### AIM
Every record here should be printed again exactly.

### Some records
-*-*-

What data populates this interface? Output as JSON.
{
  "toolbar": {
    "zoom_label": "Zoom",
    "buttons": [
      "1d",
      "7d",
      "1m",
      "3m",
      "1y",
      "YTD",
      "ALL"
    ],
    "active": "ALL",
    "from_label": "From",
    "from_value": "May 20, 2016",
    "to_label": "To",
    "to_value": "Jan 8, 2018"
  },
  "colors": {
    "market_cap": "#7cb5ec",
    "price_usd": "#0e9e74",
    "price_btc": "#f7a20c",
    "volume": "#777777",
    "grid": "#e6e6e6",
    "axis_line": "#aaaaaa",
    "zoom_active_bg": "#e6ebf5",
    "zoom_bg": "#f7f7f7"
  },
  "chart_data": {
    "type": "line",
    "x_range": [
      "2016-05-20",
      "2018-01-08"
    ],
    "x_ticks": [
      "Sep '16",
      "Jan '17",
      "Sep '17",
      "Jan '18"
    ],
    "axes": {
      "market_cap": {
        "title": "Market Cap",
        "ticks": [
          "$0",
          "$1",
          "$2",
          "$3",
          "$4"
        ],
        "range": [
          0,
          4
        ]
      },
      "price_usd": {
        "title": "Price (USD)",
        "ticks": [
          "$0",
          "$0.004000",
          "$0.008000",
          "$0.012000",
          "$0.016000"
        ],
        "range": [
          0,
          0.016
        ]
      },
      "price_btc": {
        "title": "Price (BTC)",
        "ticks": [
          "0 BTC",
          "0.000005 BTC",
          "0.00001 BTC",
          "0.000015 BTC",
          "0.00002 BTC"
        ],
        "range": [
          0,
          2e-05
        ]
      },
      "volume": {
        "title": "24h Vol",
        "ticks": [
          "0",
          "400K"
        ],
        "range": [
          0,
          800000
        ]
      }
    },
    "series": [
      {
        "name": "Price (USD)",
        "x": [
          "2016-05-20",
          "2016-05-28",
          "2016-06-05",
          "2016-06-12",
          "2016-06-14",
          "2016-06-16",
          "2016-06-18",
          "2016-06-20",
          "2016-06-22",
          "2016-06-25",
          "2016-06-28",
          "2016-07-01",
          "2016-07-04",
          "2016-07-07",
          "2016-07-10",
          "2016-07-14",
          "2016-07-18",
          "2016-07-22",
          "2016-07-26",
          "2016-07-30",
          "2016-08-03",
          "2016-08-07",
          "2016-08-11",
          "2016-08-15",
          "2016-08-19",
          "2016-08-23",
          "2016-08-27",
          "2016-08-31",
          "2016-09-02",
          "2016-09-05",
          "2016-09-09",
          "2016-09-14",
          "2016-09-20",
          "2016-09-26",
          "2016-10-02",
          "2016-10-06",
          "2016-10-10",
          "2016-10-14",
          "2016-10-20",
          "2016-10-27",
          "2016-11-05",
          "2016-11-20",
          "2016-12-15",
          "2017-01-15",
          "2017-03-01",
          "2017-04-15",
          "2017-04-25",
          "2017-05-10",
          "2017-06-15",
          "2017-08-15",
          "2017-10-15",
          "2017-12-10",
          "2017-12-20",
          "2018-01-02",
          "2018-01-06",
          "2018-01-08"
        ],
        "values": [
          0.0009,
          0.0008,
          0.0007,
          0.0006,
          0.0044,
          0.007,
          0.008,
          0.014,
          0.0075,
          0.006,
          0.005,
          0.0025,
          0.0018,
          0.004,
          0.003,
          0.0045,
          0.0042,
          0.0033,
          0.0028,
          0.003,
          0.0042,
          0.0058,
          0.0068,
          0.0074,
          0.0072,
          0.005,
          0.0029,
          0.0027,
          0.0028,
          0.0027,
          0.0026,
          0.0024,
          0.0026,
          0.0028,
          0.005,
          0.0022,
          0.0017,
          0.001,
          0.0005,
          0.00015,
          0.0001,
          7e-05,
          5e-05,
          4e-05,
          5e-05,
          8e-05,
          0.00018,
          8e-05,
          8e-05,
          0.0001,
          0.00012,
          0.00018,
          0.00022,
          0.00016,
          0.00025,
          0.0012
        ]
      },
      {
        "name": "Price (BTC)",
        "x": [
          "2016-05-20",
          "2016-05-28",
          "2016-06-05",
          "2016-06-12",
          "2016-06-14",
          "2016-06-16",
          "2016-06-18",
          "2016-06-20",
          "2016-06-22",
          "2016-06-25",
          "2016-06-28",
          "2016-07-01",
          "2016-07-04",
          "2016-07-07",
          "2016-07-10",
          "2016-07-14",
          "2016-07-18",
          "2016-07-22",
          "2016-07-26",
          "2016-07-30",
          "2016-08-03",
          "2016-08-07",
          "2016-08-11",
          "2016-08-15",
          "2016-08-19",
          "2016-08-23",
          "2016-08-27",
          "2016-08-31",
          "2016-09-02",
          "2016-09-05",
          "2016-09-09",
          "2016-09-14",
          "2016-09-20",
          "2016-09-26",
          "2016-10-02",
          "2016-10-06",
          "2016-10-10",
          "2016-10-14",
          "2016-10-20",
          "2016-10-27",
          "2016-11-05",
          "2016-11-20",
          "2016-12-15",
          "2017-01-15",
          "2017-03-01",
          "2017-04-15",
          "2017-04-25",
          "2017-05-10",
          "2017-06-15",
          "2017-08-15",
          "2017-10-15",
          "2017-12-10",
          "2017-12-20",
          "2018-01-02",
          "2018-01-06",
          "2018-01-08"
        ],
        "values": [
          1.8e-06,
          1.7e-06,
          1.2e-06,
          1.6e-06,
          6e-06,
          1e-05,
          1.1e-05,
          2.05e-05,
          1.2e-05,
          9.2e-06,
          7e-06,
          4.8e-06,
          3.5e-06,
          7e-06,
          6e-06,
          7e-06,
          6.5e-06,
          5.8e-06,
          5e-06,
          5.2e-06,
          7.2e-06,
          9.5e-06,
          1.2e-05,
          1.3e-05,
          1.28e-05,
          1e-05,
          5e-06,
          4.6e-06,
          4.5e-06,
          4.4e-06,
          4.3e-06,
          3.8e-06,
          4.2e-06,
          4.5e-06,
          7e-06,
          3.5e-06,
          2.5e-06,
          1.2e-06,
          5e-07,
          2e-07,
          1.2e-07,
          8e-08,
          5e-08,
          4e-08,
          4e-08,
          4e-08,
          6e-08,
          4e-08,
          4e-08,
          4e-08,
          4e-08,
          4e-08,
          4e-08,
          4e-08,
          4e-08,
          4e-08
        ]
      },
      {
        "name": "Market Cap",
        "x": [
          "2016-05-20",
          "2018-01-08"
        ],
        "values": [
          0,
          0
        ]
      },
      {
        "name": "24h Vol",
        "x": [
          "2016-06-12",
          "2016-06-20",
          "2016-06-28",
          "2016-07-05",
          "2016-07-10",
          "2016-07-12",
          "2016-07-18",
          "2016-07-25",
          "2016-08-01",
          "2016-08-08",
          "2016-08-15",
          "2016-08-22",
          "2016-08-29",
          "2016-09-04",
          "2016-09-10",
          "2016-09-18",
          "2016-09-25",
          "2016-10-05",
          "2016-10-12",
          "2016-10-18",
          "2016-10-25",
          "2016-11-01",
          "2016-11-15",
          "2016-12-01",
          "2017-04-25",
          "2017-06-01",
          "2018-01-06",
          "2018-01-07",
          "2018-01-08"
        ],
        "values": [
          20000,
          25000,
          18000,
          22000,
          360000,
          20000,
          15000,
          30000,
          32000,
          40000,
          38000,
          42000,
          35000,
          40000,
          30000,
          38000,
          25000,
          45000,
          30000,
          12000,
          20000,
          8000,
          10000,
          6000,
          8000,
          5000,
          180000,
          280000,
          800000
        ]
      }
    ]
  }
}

-*-*-

### EXERCISE RESULT
What data populates this interface? Output as JSON.
{
  "toolbar": {
    "zoom_label": "Zoom",
    "buttons": [
      "1d",
      "7d",
      "1m",
      "3m",
      "1y",
      "YTD",
      "ALL"
    ],
    "active": "ALL",
    "from_label": "From",
    "from_value": "May 20, 2016",
    "to_label": "To",
    "to_value": "Jan 8, 2018"
  },
  "colors": {
    "market_cap": "#7cb5ec",
    "price_usd": "#0e9e74",
    "price_btc": "#f7a20c",
    "volume": "#777777",
    "grid": "#e6e6e6",
    "axis_line": "#aaaaaa",
    "zoom_active_bg": "#e6ebf5",
    "zoom_bg": "#f7f7f7"
  },
  "chart_data": {
    "type": "line",
    "x_range": [
      "2016-05-20",
      "2018-01-08"
    ],
    "x_ticks": [
      "Sep '16",
      "Jan '17",
      "Sep '17",
      "Jan '18"
    ],
    "axes": {
      "market_cap": {
        "title": "Market Cap",
        "ticks": [
          "$0",
          "$1",
          "$2",
          "$3",
          "$4"
        ],
        "range": [
          0,
          4
        ]
      },
      "price_usd": {
        "title": "Price (USD)",
        "ticks": [
          "$0",
          "$0.004000",
          "$0.008000",
          "$0.012000",
          "$0.016000"
        ],
        "range": [
          0,
          0.016
        ]
      },
      "price_btc": {
        "title": "Price (BTC)",
        "ticks": [
          "0 BTC",
          "0.000005 BTC",
          "0.00001 BTC",
          "0.000015 BTC",
          "0.00002 BTC"
        ],
        "range": [
          0,
          2e-05
        ]
      },
      "volume": {
        "title": "24h Vol",
        "ticks": [
          "0",
          "400K"
        ],
        "range": [
          0,
          800000
        ]
      }
    },
    "series": [
      {
        "name": "Price (USD)",
        "x": [
          "2016-05-20",
          "2016-05-28",
          "2016-06-05",
          "2016-06-12",
          "2016-06-14",
          "2016-06-16",
          "2016-06-18",
          "2016-06-20",
          "2016-06-22",
          "2016-06-25",
          "2016-06-28",
          "2016-07-01",
          "2016-07-04",
          "2016-07-07",
          "2016-07-10",
          "2016-07-14",
          "2016-07-18",
          "2016-07-22",
          "2016-07-26",
          "2016-07-30",
          "2016-08-03",
          "2016-08-07",
          "2016-08-11",
          "2016-08-15",
          "2016-08-19",
          "2016-08-23",
          "2016-08-27",
          "2016-08-31",
          "2016-09-02",
          "2016-09-05",
          "2016-09-09",
          "2016-09-14",
          "2016-09-20",
          "2016-09-26",
          "2016-10-02",
          "2016-10-06",
          "2016-10-10",
          "2016-10-14",
          "2016-10-20",
          "2016-10-27",
          "2016-11-05",
          "2016-11-20",
          "2016-12-15",
          "2017-01-15",
          "2017-03-01",
          "2017-04-15",
          "2017-04-25",
          "2017-05-10",
          "2017-06-15",
          "2017-08-15",
          "2017-10-15",
          "2017-12-10",
          "2017-12-20",
          "2018-01-02",
          "2018-01-06",
          "2018-01-08"
        ],
        "values": [
          0.0009,
          0.0008,
          0.0007,
          0.0006,
          0.0044,
          0.007,
          0.008,
          0.014,
          0.0075,
          0.006,
          0.005,
          0.0025,
          0.0018,
          0.004,
          0.003,
          0.0045,
          0.0042,
          0.0033,
          0.0028,
          0.003,
          0.0042,
          0.0058,
          0.0068,
          0.0074,
          0.0072,
          0.005,
          0.0029,
          0.0027,
          0.0028,
          0.0027,
          0.0026,
          0.0024,
          0.0026,
          0.0028,
          0.005,
          0.0022,
          0.0017,
          0.001,
          0.0005,
          0.00015,
          0.0001,
          7e-05,
          5e-05,
          4e-05,
          5e-05,
          8e-05,
          0.00018,
          8e-05,
          8e-05,
          0.0001,
          0.00012,
          0.00018,
          0.00022,
          0.00016,
          0.00025,
          0.0012
        ]
      },
      {
        "name": "Price (BTC)",
        "x": [
          "2016-05-20",
          "2016-05-28",
          "2016-06-05",
          "2016-06-12",
          "2016-06-14",
          "2016-06-16",
          "2016-06-18",
          "2016-06-20",
          "2016-06-22",
          "2016-06-25",
          "2016-06-28",
          "2016-07-01",
          "2016-07-04",
          "2016-07-07",
          "2016-07-10",
          "2016-07-14",
          "2016-07-18",
          "2016-07-22",
          "2016-07-26",
          "2016-07-30",
          "2016-08-03",
          "2016-08-07",
          "2016-08-11",
          "2016-08-15",
          "2016-08-19",
          "2016-08-23",
          "2016-08-27",
          "2016-08-31",
          "2016-09-02",
          "2016-09-05",
          "2016-09-09",
          "2016-09-14",
          "2016-09-20",
          "2016-09-26",
          "2016-10-02",
          "2016-10-06",
          "2016-10-10",
          "2016-10-14",
          "2016-10-20",
          "2016-10-27",
          "2016-11-05",
          "2016-11-20",
          "2016-12-15",
          "2017-01-15",
          "2017-03-01",
          "2017-04-15",
          "2017-04-25",
          "2017-05-10",
          "2017-06-15",
          "2017-08-15",
          "2017-10-15",
          "2017-12-10",
          "2017-12-20",
          "2018-01-02",
          "2018-01-06",
          "2018-01-08"
        ],
        "values": [
          1.8e-06,
          1.7e-06,
          1.2e-06,
          1.6e-06,
          6e-06,
          1e-05,
          1.1e-05,
          2.05e-05,
          1.2e-05,
          9.2e-06,
          7e-06,
          4.8e-06,
          3.5e-06,
          7e-06,
          6e-06,
          7e-06,
          6.5e-06,
          5.8e-06,
          5e-06,
          5.2e-06,
          7.2e-06,
          9.5e-06,
          1.2e-05,
          1.3e-05,
          1.28e-05,
          1e-05,
          5e-06,
          4.6e-06,
          4.5e-06,
          4.4e-06,
          4.3e-06,
          3.8e-06,
          4.2e-06,
          4.5e-06,
          7e-06,
          3.5e-06,
          2.5e-06,
          1.2e-06,
          5e-07,
          2e-07,
          1.2e-07,
          8e-08,
          5e-08,
          4e-08,
          4e-08,
          4e-08,
          6e-08,
          4e-08,
          4e-08,
          4e-08,
          4e-08,
          4e-08,
          4e-08,
          4e-08,
          4e-08,
          4e-08
        ]
      },
      {
        "name": "Market Cap",
        "x": [
          "2016-05-20",
          "2018-01-08"
        ],
        "values": [
          0,
          0
        ]
      },
      {
        "name": "24h Vol",
        "x": [
          "2016-06-12",
          "2016-06-20",
          "2016-06-28",
          "2016-07-05",
          "2016-07-10",
          "2016-07-12",
          "2016-07-18",
          "2016-07-25",
          "2016-08-01",
          "2016-08-08",
          "2016-08-15",
          "2016-08-22",
          "2016-08-29",
          "2016-09-04",
          "2016-09-10",
          "2016-09-18",
          "2016-09-25",
          "2016-10-05",
          "2016-10-12",
          "2016-10-18",
          "2016-10-25",
          "2016-11-01",
          "2016-11-15",
          "2016-12-01",
          "2017-04-25",
          "2017-06-01",
          "2018-01-06",
          "2018-01-07",
          "2018-01-08"
        ],
        "values": [
          20000,
          25000,
          18000,
          22000,
          360000,
          20000,
          15000,
          30000,
          32000,
          40000,
          38000,
          42000,
          35000,
          40000,
          30000,
          38000,
          25000,
          45000,
          30000,
          12000,
          20000,
          8000,
          10000,
          6000,
          8000,
          5000,
          180000,
          280000,
          800000
        ]
      }
    ]
  }
}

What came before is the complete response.